* **Directive**
Drop every picture and give the entries back exactly.

* **Records for this task**
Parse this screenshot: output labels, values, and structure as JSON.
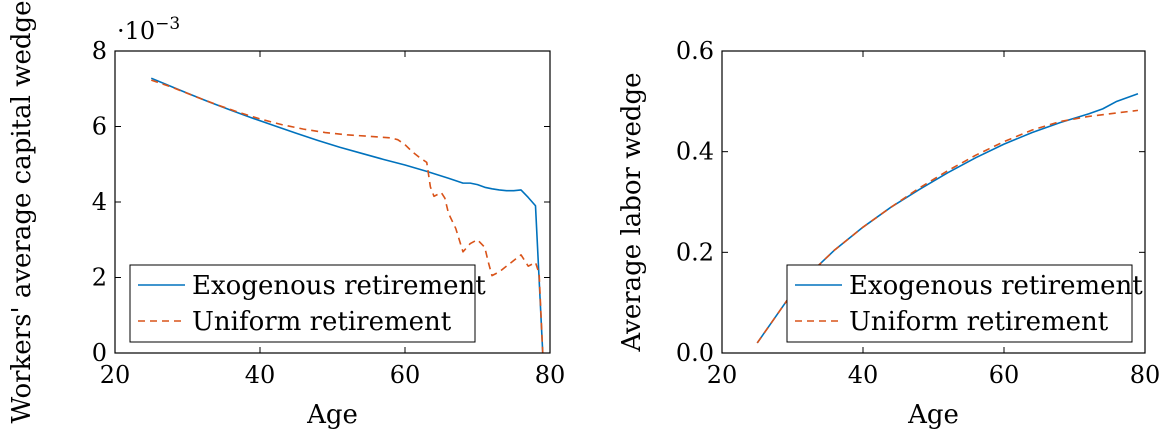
{
  "chart_data": [
    {
      "type": "line",
      "title": "",
      "xlabel": "Age",
      "ylabel": "Workers' average capital wedge",
      "y_multiplier": "·10",
      "y_multiplier_exponent": "−3",
      "xlim": [
        20,
        80
      ],
      "ylim": [
        0,
        8
      ],
      "xticks": [
        20,
        40,
        60,
        80
      ],
      "yticks": [
        0,
        2,
        4,
        6,
        8
      ],
      "grid": false,
      "legend_position": "lower-left",
      "series": [
        {
          "name": "Exogenous retirement",
          "color": "#0072BD",
          "dash": "solid",
          "x": [
            25,
            27,
            30,
            33,
            36,
            39,
            42,
            45,
            48,
            51,
            54,
            57,
            60,
            63,
            66,
            68,
            69,
            70,
            71,
            72,
            73,
            74,
            75,
            76,
            77,
            78,
            79
          ],
          "y": [
            7.28,
            7.12,
            6.88,
            6.65,
            6.43,
            6.22,
            6.02,
            5.82,
            5.63,
            5.45,
            5.29,
            5.13,
            4.98,
            4.81,
            4.63,
            4.5,
            4.5,
            4.46,
            4.39,
            4.35,
            4.32,
            4.3,
            4.3,
            4.32,
            4.12,
            3.9,
            0.0
          ]
        },
        {
          "name": "Uniform retirement",
          "color": "#D95319",
          "dash": "dashed",
          "x": [
            25,
            28,
            31,
            34,
            37,
            40,
            43,
            46,
            49,
            52,
            55,
            58,
            59,
            60,
            61,
            62,
            63,
            63.5,
            64,
            65,
            65.5,
            66,
            67,
            68,
            69,
            70,
            71,
            71.5,
            72,
            73,
            74,
            75,
            76,
            77,
            78,
            78.5,
            79
          ],
          "y": [
            7.23,
            7.03,
            6.8,
            6.58,
            6.38,
            6.2,
            6.05,
            5.93,
            5.84,
            5.78,
            5.74,
            5.7,
            5.65,
            5.52,
            5.33,
            5.18,
            5.05,
            4.4,
            4.15,
            4.25,
            4.1,
            3.7,
            3.3,
            2.68,
            2.9,
            3.0,
            2.8,
            2.4,
            2.05,
            2.15,
            2.3,
            2.45,
            2.6,
            2.3,
            2.4,
            2.1,
            0.0
          ]
        }
      ]
    },
    {
      "type": "line",
      "title": "",
      "xlabel": "Age",
      "ylabel": "Average labor wedge",
      "xlim": [
        20,
        80
      ],
      "ylim": [
        0,
        0.6
      ],
      "xticks": [
        20,
        40,
        60,
        80
      ],
      "yticks": [
        0,
        0.2,
        0.4,
        0.6
      ],
      "grid": false,
      "legend_position": "lower-right",
      "series": [
        {
          "name": "Exogenous retirement",
          "color": "#0072BD",
          "dash": "solid",
          "x": [
            25,
            27,
            30,
            33,
            36,
            40,
            44,
            48,
            52,
            56,
            60,
            64,
            68,
            72,
            74,
            76,
            79
          ],
          "y": [
            0.02,
            0.06,
            0.12,
            0.165,
            0.205,
            0.25,
            0.29,
            0.325,
            0.358,
            0.388,
            0.415,
            0.438,
            0.458,
            0.475,
            0.485,
            0.5,
            0.515
          ]
        },
        {
          "name": "Uniform retirement",
          "color": "#D95319",
          "dash": "dashed",
          "x": [
            25,
            27,
            30,
            33,
            36,
            40,
            44,
            48,
            52,
            56,
            60,
            64,
            68,
            72,
            76,
            79
          ],
          "y": [
            0.02,
            0.06,
            0.12,
            0.165,
            0.205,
            0.25,
            0.29,
            0.328,
            0.362,
            0.393,
            0.42,
            0.443,
            0.46,
            0.47,
            0.477,
            0.482
          ]
        }
      ]
    }
  ]
}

* **Finished answer**
Parse this screenshot: output labels, values, and structure as JSON.
{
  "chart_data": [
    {
      "type": "line",
      "title": "",
      "xlabel": "Age",
      "ylabel": "Workers' average capital wedge",
      "y_multiplier": "·10",
      "y_multiplier_exponent": "−3",
      "xlim": [
        20,
        80
      ],
      "ylim": [
        0,
        8
      ],
      "xticks": [
        20,
        40,
        60,
        80
      ],
      "yticks": [
        0,
        2,
        4,
        6,
        8
      ],
      "grid": false,
      "legend_position": "lower-left",
      "series": [
        {
          "name": "Exogenous retirement",
          "color": "#0072BD",
          "dash": "solid",
          "x": [
            25,
            27,
            30,
            33,
            36,
            39,
            42,
            45,
            48,
            51,
            54,
            57,
            60,
            63,
            66,
            68,
            69,
            70,
            71,
            72,
            73,
            74,
            75,
            76,
            77,
            78,
            79
          ],
          "y": [
            7.28,
            7.12,
            6.88,
            6.65,
            6.43,
            6.22,
            6.02,
            5.82,
            5.63,
            5.45,
            5.29,
            5.13,
            4.98,
            4.81,
            4.63,
            4.5,
            4.5,
            4.46,
            4.39,
            4.35,
            4.32,
            4.3,
            4.3,
            4.32,
            4.12,
            3.9,
            0.0
          ]
        },
        {
          "name": "Uniform retirement",
          "color": "#D95319",
          "dash": "dashed",
          "x": [
            25,
            28,
            31,
            34,
            37,
            40,
            43,
            46,
            49,
            52,
            55,
            58,
            59,
            60,
            61,
            62,
            63,
            63.5,
            64,
            65,
            65.5,
            66,
            67,
            68,
            69,
            70,
            71,
            71.5,
            72,
            73,
            74,
            75,
            76,
            77,
            78,
            78.5,
            79
          ],
          "y": [
            7.23,
            7.03,
            6.8,
            6.58,
            6.38,
            6.2,
            6.05,
            5.93,
            5.84,
            5.78,
            5.74,
            5.7,
            5.65,
            5.52,
            5.33,
            5.18,
            5.05,
            4.4,
            4.15,
            4.25,
            4.1,
            3.7,
            3.3,
            2.68,
            2.9,
            3.0,
            2.8,
            2.4,
            2.05,
            2.15,
            2.3,
            2.45,
            2.6,
            2.3,
            2.4,
            2.1,
            0.0
          ]
        }
      ]
    },
    {
      "type": "line",
      "title": "",
      "xlabel": "Age",
      "ylabel": "Average labor wedge",
      "xlim": [
        20,
        80
      ],
      "ylim": [
        0,
        0.6
      ],
      "xticks": [
        20,
        40,
        60,
        80
      ],
      "yticks": [
        0,
        0.2,
        0.4,
        0.6
      ],
      "grid": false,
      "legend_position": "lower-right",
      "series": [
        {
          "name": "Exogenous retirement",
          "color": "#0072BD",
          "dash": "solid",
          "x": [
            25,
            27,
            30,
            33,
            36,
            40,
            44,
            48,
            52,
            56,
            60,
            64,
            68,
            72,
            74,
            76,
            79
          ],
          "y": [
            0.02,
            0.06,
            0.12,
            0.165,
            0.205,
            0.25,
            0.29,
            0.325,
            0.358,
            0.388,
            0.415,
            0.438,
            0.458,
            0.475,
            0.485,
            0.5,
            0.515
          ]
        },
        {
          "name": "Uniform retirement",
          "color": "#D95319",
          "dash": "dashed",
          "x": [
            25,
            27,
            30,
            33,
            36,
            40,
            44,
            48,
            52,
            56,
            60,
            64,
            68,
            72,
            76,
            79
          ],
          "y": [
            0.02,
            0.06,
            0.12,
            0.165,
            0.205,
            0.25,
            0.29,
            0.328,
            0.362,
            0.393,
            0.42,
            0.443,
            0.46,
            0.47,
            0.477,
            0.482
          ]
        }
      ]
    }
  ]
}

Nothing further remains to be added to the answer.